Closed matt4su closed 3 weeks ago

matt4su commented 4 weeks ago

Issue Description

Research the cause of lower than expected return rates for Participant_ID from user object data. Context: There are multiple ways to look for participant_id. We're now looking at the user object and it does not appear to be returning the value as frequently as we would expect. For example when we pass in additional user property values like Birthday and SSN more values are retuned then when only passing in ICN.

Related ticket: #93996 Time box to 3 effort


Tasks

Acceptance Criteria

TaiWilkin commented 3 weeks ago

Summary of results

Definitions

Investigation

ITF, InProgressForms, and SavedClaims

Image

I collected InProgressForms begun between 9/15/24 and 10/15/24, SavedClaims where the form_start_date was between the same, and ITF metrics for the same dates. I ran both the MPI search by attribute and MPI search by ICN for each of the InProgressForms and SavedClaims with a user_account_id (representing a logged-in user).

InProgressForms

Participant IDs were returned at a similar rate from IPFs using MPI search by ICN as were found in ITF. This suggests that the User model is correctly returning the ICN and Participant ID when they are available in MPI via ICN search (with slight variation due to difference in time of search and some claims having been submitted).

The MPI search by attribute unexpectedly returned 0 results.

SavedClaims

In SavedClaims, Participant IDs were returned at a high rate for MPI search by ICN, and more of the UserAccounts had an ICN overall, when compared to InProgressForms and ITFs. This is likely explained by the fact that participant ids are created for users if they don't exist when they submit claims.

• Check your understanding:
**1.** From the issue thread on Participant_ID return rates, return everything from "Participant IDs were returned at a similar" down to "they submit claims.".
**2.** Why does the issue thread on Participant_ID return rates say Participant IDs came back at a higher rate in SavedClaims than in InProgressForms and ITFs? Answer in one to three sentences.
**3.** Continue the issue thread on Participant_ID return rates from its last sentence.

• Items listed in a dataset:

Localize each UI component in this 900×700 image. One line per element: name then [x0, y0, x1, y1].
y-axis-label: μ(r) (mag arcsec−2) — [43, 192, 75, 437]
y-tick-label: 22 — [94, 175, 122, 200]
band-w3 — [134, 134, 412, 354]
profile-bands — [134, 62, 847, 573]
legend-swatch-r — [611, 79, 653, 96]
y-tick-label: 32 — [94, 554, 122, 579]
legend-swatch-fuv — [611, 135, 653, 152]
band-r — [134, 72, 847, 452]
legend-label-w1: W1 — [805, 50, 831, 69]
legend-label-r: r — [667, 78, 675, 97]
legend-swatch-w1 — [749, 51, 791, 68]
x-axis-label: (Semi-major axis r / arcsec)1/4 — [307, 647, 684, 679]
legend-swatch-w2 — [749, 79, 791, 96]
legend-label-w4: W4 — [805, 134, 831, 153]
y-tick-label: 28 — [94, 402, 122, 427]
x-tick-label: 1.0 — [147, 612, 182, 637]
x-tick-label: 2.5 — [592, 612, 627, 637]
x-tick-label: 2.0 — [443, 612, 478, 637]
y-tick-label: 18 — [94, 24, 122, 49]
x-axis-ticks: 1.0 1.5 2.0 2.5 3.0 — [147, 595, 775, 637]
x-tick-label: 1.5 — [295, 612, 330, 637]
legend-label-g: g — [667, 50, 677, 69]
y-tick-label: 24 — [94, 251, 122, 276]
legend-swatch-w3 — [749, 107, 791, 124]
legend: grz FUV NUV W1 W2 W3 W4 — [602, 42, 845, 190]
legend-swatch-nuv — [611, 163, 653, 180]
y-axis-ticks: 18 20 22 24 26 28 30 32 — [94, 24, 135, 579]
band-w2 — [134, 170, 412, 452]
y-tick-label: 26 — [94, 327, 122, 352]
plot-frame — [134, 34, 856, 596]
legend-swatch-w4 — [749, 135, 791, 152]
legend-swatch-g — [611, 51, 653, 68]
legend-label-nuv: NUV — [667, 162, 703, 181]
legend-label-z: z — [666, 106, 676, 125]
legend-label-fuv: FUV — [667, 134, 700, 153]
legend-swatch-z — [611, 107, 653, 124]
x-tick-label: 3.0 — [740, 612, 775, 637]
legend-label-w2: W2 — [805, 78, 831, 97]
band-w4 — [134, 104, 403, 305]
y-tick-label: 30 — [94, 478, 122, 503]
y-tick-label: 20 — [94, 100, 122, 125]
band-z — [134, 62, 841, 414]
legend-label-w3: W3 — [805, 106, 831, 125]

• Task-by-task answers:
**1.**
Participant IDs were returned at a similar rate from IPFs using MPI search by ICN as were found in ITF. This suggests that the User model is correctly returning the ICN and Participant ID when they are available in MPI via ICN search (with slight variation due to difference in time of search and some claims having been submitted).

The MPI search by attribute unexpectedly returned 0 results.

SavedClaims

In SavedClaims, Participant IDs were returned at a high rate for MPI search by ICN, and more of the UserAccounts had an ICN overall, when compared to InProgressForms and ITFs. This is likely explained by the fact that participant ids are created for users if they don't exist when they submit claims.

**2.** The higher rate is likely because participant IDs are created for users who don't already have one when they submit claims. That also fits the finding that more of the UserAccounts in SavedClaims had an ICN overall.

**3.**
The highest rate of ICN and ParticipantId came from SavedClaims when searching by attribute. In fact, over 95% of claims had a Participant Id available via attribute search.

Differences between InProgressForms and SavedClaims

I hypothesize that the attribute search is very exact, and only returns ICN and Participant ID if a profile exists with that exact data. If the profile is created or updated when a claim is submitted (resulting in an exact match of the claim data being found in MPI), this would then return an ICN and Participant ID for any claim that has finished processing.

The fact that in some cases an ICN is available by attribute search and not by ICN search for the same saved claim indicates a possible issue in the matching of accounts or submission data, where a single user might have multiple ICNs or even multiple participant IDs. This is supported by the fact that, for the rows where both ICN and attribute search returned an ICN, the ICNs only matched 86.5% of the time; and for the rows where both ICN and attribute search returned a participant ID, the participant IDs only matched 84.4% of the time.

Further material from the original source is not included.